Extract the full set of records, then give each one again exactly.
——————
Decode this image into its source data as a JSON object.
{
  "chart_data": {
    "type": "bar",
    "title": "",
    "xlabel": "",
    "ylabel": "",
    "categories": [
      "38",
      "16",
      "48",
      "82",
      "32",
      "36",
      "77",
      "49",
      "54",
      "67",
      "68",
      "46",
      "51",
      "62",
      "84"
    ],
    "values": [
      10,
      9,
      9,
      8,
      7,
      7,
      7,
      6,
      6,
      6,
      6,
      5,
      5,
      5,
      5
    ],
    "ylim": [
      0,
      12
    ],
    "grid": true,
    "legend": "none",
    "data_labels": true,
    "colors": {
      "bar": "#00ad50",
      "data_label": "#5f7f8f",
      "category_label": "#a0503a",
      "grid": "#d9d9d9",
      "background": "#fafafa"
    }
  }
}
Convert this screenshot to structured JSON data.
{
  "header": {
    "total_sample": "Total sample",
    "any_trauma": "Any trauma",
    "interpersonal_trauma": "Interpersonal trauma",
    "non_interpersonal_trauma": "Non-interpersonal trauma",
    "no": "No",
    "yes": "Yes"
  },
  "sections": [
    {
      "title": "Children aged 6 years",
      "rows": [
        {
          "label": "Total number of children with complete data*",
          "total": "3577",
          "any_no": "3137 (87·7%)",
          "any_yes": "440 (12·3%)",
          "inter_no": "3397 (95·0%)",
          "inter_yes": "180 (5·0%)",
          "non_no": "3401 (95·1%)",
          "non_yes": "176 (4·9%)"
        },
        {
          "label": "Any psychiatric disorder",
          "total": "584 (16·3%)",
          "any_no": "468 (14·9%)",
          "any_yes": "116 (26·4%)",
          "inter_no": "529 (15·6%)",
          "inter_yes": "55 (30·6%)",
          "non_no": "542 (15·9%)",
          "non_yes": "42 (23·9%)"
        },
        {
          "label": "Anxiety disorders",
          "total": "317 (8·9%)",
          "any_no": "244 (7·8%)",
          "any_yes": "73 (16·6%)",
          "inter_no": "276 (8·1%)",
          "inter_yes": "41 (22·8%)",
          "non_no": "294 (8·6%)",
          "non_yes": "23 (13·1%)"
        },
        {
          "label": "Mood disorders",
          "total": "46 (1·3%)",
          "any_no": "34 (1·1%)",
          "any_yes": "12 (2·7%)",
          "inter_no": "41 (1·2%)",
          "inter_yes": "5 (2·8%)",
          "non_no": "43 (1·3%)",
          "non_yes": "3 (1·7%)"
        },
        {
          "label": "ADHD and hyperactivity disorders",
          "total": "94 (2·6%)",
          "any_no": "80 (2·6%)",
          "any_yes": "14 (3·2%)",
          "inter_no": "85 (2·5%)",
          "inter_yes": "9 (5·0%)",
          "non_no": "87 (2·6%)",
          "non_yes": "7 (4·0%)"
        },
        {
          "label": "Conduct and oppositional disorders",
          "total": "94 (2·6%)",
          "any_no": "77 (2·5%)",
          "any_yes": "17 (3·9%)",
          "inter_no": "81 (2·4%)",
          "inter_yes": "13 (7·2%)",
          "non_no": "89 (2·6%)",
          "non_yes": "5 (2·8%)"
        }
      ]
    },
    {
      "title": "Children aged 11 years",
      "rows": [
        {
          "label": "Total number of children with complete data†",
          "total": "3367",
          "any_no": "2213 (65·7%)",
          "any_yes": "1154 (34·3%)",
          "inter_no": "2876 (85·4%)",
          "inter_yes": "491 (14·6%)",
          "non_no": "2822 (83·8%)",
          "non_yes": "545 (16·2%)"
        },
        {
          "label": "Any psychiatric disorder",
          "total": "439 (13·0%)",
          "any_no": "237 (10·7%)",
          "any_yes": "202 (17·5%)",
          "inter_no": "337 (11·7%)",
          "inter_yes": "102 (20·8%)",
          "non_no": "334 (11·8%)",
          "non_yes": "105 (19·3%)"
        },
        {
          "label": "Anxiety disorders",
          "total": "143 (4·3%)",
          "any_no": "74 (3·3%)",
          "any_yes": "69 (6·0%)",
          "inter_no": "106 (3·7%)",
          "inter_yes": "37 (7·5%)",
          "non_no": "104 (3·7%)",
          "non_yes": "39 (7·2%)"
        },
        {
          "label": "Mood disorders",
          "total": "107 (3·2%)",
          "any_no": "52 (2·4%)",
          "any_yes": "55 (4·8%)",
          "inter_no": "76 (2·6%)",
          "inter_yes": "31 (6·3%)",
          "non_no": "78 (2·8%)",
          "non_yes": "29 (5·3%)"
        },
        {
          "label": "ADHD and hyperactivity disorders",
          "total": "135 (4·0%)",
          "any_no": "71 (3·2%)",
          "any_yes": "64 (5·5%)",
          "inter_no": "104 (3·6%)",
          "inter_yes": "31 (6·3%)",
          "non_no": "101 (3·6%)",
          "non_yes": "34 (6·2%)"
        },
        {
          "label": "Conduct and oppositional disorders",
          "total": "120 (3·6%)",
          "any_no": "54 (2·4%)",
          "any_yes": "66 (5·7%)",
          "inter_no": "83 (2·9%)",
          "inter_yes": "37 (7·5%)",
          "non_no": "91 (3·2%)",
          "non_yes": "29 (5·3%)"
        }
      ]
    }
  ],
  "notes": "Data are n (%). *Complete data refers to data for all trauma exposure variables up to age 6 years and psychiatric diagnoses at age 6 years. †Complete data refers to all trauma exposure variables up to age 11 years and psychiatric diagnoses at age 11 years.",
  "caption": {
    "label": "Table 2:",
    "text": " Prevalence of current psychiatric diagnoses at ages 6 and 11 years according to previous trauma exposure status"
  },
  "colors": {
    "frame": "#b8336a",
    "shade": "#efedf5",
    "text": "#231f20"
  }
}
——————
▸ **FINISHED ANSWER**:
Decode this image into its source data as a JSON object.
{
  "chart_data": {
    "type": "bar",
    "title": "",
    "xlabel": "",
    "ylabel": "",
    "categories": [
      "38",
      "16",
      "48",
      "82",
      "32",
      "36",
      "77",
      "49",
      "54",
      "67",
      "68",
      "46",
      "51",
      "62",
      "84"
    ],
    "values": [
      10,
      9,
      9,
      8,
      7,
      7,
      7,
      6,
      6,
      6,
      6,
      5,
      5,
      5,
      5
    ],
    "ylim": [
      0,
      12
    ],
    "grid": true,
    "legend": "none",
    "data_labels": true,
    "colors": {
      "bar": "#00ad50",
      "data_label": "#5f7f8f",
      "category_label": "#a0503a",
      "grid": "#d9d9d9",
      "background": "#fafafa"
    }
  }
}
Convert this screenshot to structured JSON data.
{
  "header": {
    "total_sample": "Total sample",
    "any_trauma": "Any trauma",
    "interpersonal_trauma": "Interpersonal trauma",
    "non_interpersonal_trauma": "Non-interpersonal trauma",
    "no": "No",
    "yes": "Yes"
  },
  "sections": [
    {
      "title": "Children aged 6 years",
      "rows": [
        {
          "label": "Total number of children with complete data*",
          "total": "3577",
          "any_no": "3137 (87·7%)",
          "any_yes": "440 (12·3%)",
          "inter_no": "3397 (95·0%)",
          "inter_yes": "180 (5·0%)",
          "non_no": "3401 (95·1%)",
          "non_yes": "176 (4·9%)"
        },
        {
          "label": "Any psychiatric disorder",
          "total": "584 (16·3%)",
          "any_no": "468 (14·9%)",
          "any_yes": "116 (26·4%)",
          "inter_no": "529 (15·6%)",
          "inter_yes": "55 (30·6%)",
          "non_no": "542 (15·9%)",
          "non_yes": "42 (23·9%)"
        },
        {
          "label": "Anxiety disorders",
          "total": "317 (8·9%)",
          "any_no": "244 (7·8%)",
          "any_yes": "73 (16·6%)",
          "inter_no": "276 (8·1%)",
          "inter_yes": "41 (22·8%)",
          "non_no": "294 (8·6%)",
          "non_yes": "23 (13·1%)"
        },
        {
          "label": "Mood disorders",
          "total": "46 (1·3%)",
          "any_no": "34 (1·1%)",
          "any_yes": "12 (2·7%)",
          "inter_no": "41 (1·2%)",
          "inter_yes": "5 (2·8%)",
          "non_no": "43 (1·3%)",
          "non_yes": "3 (1·7%)"
        },
        {
          "label": "ADHD and hyperactivity disorders",
          "total": "94 (2·6%)",
          "any_no": "80 (2·6%)",
          "any_yes": "14 (3·2%)",
          "inter_no": "85 (2·5%)",
          "inter_yes": "9 (5·0%)",
          "non_no": "87 (2·6%)",
          "non_yes": "7 (4·0%)"
        },
        {
          "label": "Conduct and oppositional disorders",
          "total": "94 (2·6%)",
          "any_no": "77 (2·5%)",
          "any_yes": "17 (3·9%)",
          "inter_no": "81 (2·4%)",
          "inter_yes": "13 (7·2%)",
          "non_no": "89 (2·6%)",
          "non_yes": "5 (2·8%)"
        }
      ]
    },
    {
      "title": "Children aged 11 years",
      "rows": [
        {
          "label": "Total number of children with complete data†",
          "total": "3367",
          "any_no": "2213 (65·7%)",
          "any_yes": "1154 (34·3%)",
          "inter_no": "2876 (85·4%)",
          "inter_yes": "491 (14·6%)",
          "non_no": "2822 (83·8%)",
          "non_yes": "545 (16·2%)"
        },
        {
          "label": "Any psychiatric disorder",
          "total": "439 (13·0%)",
          "any_no": "237 (10·7%)",
          "any_yes": "202 (17·5%)",
          "inter_no": "337 (11·7%)",
          "inter_yes": "102 (20·8%)",
          "non_no": "334 (11·8%)",
          "non_yes": "105 (19·3%)"
        },
        {
          "label": "Anxiety disorders",
          "total": "143 (4·3%)",
          "any_no": "74 (3·3%)",
          "any_yes": "69 (6·0%)",
          "inter_no": "106 (3·7%)",
          "inter_yes": "37 (7·5%)",
          "non_no": "104 (3·7%)",
          "non_yes": "39 (7·2%)"
        },
        {
          "label": "Mood disorders",
          "total": "107 (3·2%)",
          "any_no": "52 (2·4%)",
          "any_yes": "55 (4·8%)",
          "inter_no": "76 (2·6%)",
          "inter_yes": "31 (6·3%)",
          "non_no": "78 (2·8%)",
          "non_yes": "29 (5·3%)"
        },
        {
          "label": "ADHD and hyperactivity disorders",
          "total": "135 (4·0%)",
          "any_no": "71 (3·2%)",
          "any_yes": "64 (5·5%)",
          "inter_no": "104 (3·6%)",
          "inter_yes": "31 (6·3%)",
          "non_no": "101 (3·6%)",
          "non_yes": "34 (6·2%)"
        },
        {
          "label": "Conduct and oppositional disorders",
          "total": "120 (3·6%)",
          "any_no": "54 (2·4%)",
          "any_yes": "66 (5·7%)",
          "inter_no": "83 (2·9%)",
          "inter_yes": "37 (7·5%)",
          "non_no": "91 (3·2%)",
          "non_yes": "29 (5·3%)"
        }
      ]
    }
  ],
  "notes": "Data are n (%). *Complete data refers to data for all trauma exposure variables up to age 6 years and psychiatric diagnoses at age 6 years. †Complete data refers to all trauma exposure variables up to age 11 years and psychiatric diagnoses at age 11 years.",
  "caption": {
    "label": "Table 2:",
    "text": " Prevalence of current psychiatric diagnoses at ages 6 and 11 years according to previous trauma exposure status"
  },
  "colors": {
    "frame": "#b8336a",
    "shade": "#efedf5",
    "text": "#231f20"
  }
}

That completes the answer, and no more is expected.